Do this → Return a copy of every line in the records that includes the word "name".

Entries supplied →
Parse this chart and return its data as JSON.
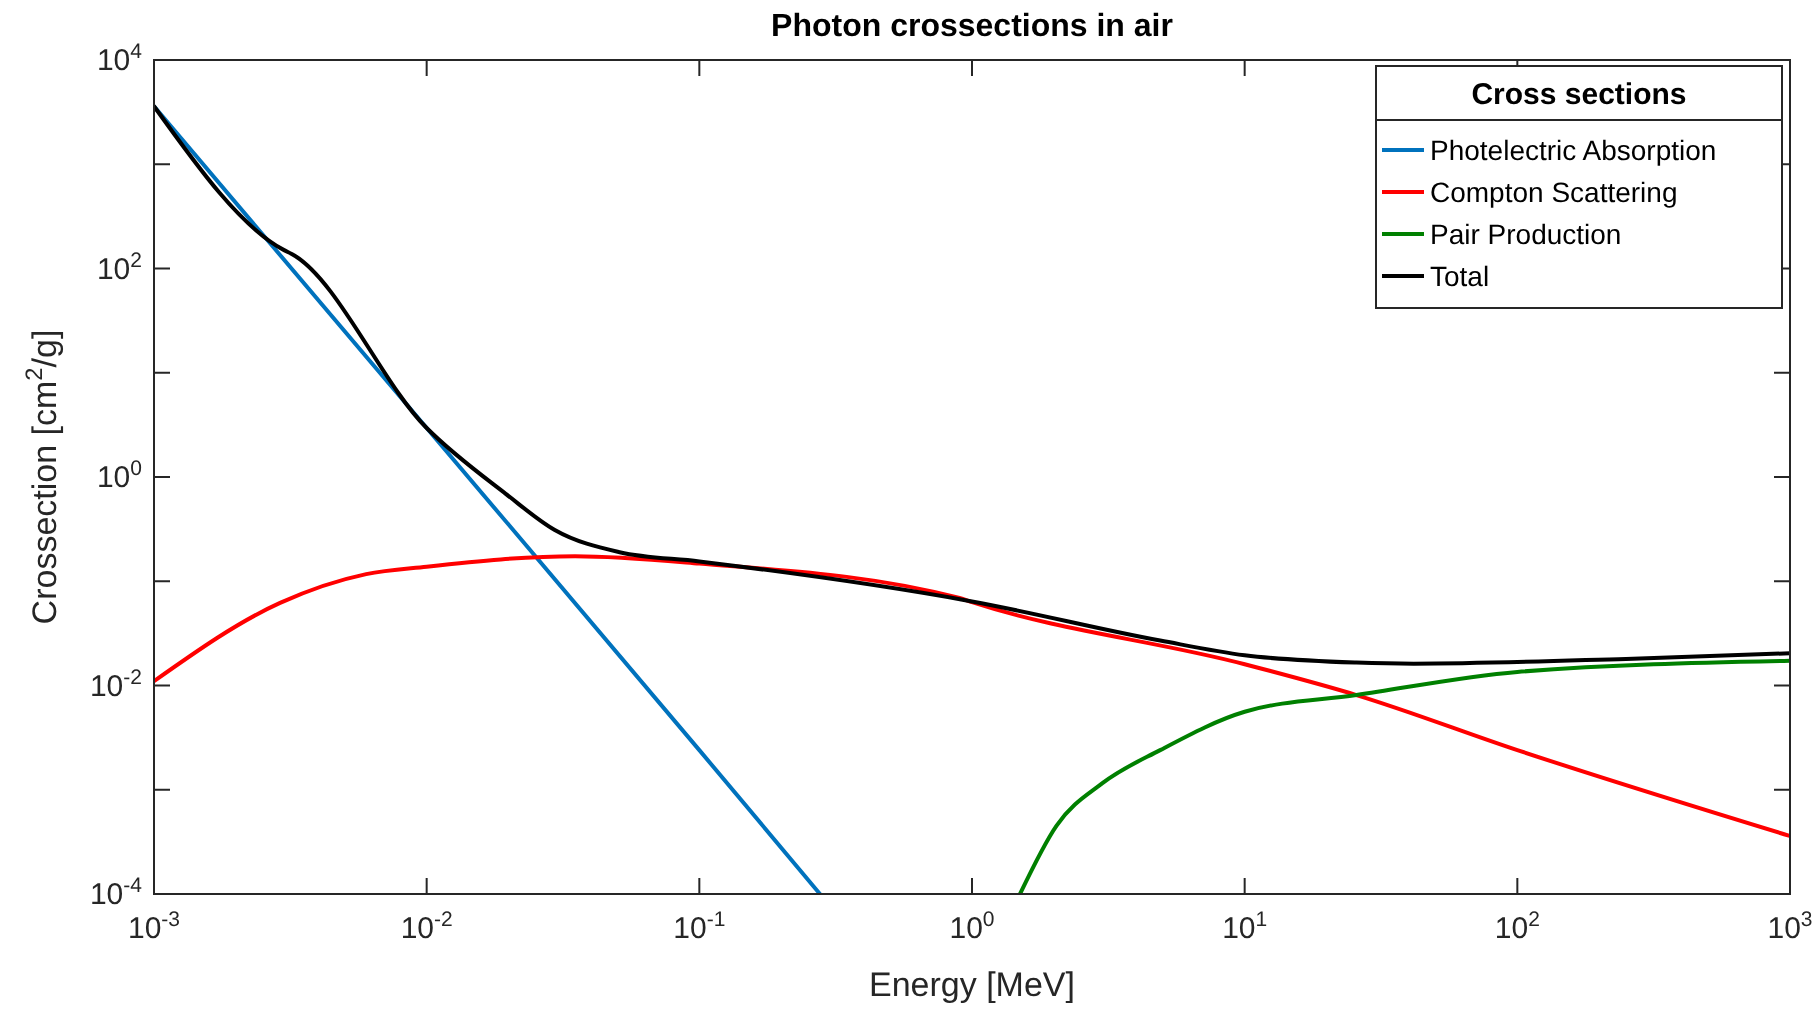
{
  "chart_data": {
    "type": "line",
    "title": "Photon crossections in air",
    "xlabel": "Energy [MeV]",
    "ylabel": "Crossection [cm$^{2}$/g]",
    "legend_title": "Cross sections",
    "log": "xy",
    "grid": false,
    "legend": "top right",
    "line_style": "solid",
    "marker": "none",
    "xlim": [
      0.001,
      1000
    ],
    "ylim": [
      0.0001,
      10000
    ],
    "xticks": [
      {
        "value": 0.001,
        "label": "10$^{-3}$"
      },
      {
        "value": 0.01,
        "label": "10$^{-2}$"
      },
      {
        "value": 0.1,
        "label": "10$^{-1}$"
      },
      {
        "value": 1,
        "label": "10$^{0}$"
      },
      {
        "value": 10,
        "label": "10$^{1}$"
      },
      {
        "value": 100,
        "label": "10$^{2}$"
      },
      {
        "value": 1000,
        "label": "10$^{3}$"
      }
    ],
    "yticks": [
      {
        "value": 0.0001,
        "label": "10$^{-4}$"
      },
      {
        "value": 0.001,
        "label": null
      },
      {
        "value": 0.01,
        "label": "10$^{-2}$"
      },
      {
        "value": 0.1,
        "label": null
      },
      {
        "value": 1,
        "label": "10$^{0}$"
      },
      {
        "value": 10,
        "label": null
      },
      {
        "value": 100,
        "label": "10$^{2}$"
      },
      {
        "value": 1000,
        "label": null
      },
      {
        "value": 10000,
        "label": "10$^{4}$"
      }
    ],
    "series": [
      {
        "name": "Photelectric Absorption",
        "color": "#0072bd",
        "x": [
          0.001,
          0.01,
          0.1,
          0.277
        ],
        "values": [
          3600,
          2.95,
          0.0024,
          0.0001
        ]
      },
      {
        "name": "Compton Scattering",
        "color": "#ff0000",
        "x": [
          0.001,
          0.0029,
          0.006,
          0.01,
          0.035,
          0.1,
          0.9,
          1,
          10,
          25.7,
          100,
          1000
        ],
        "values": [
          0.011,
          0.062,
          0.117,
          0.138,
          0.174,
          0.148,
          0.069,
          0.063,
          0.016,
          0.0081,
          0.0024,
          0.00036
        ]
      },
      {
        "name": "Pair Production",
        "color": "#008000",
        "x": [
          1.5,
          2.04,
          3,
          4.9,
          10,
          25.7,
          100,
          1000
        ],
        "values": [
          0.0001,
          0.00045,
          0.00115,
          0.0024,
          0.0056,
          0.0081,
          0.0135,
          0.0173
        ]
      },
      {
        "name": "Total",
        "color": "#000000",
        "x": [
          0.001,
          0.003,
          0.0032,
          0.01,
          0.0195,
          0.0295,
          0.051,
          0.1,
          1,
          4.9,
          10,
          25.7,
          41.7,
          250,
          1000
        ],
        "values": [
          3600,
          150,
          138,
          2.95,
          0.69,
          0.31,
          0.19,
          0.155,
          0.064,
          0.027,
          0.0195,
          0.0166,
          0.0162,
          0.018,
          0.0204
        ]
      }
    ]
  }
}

Exercise answer →
        "name": "Photelectric Absorption",
        "name": "Compton Scattering",
        "name": "Pair Production",
        "name": "Total",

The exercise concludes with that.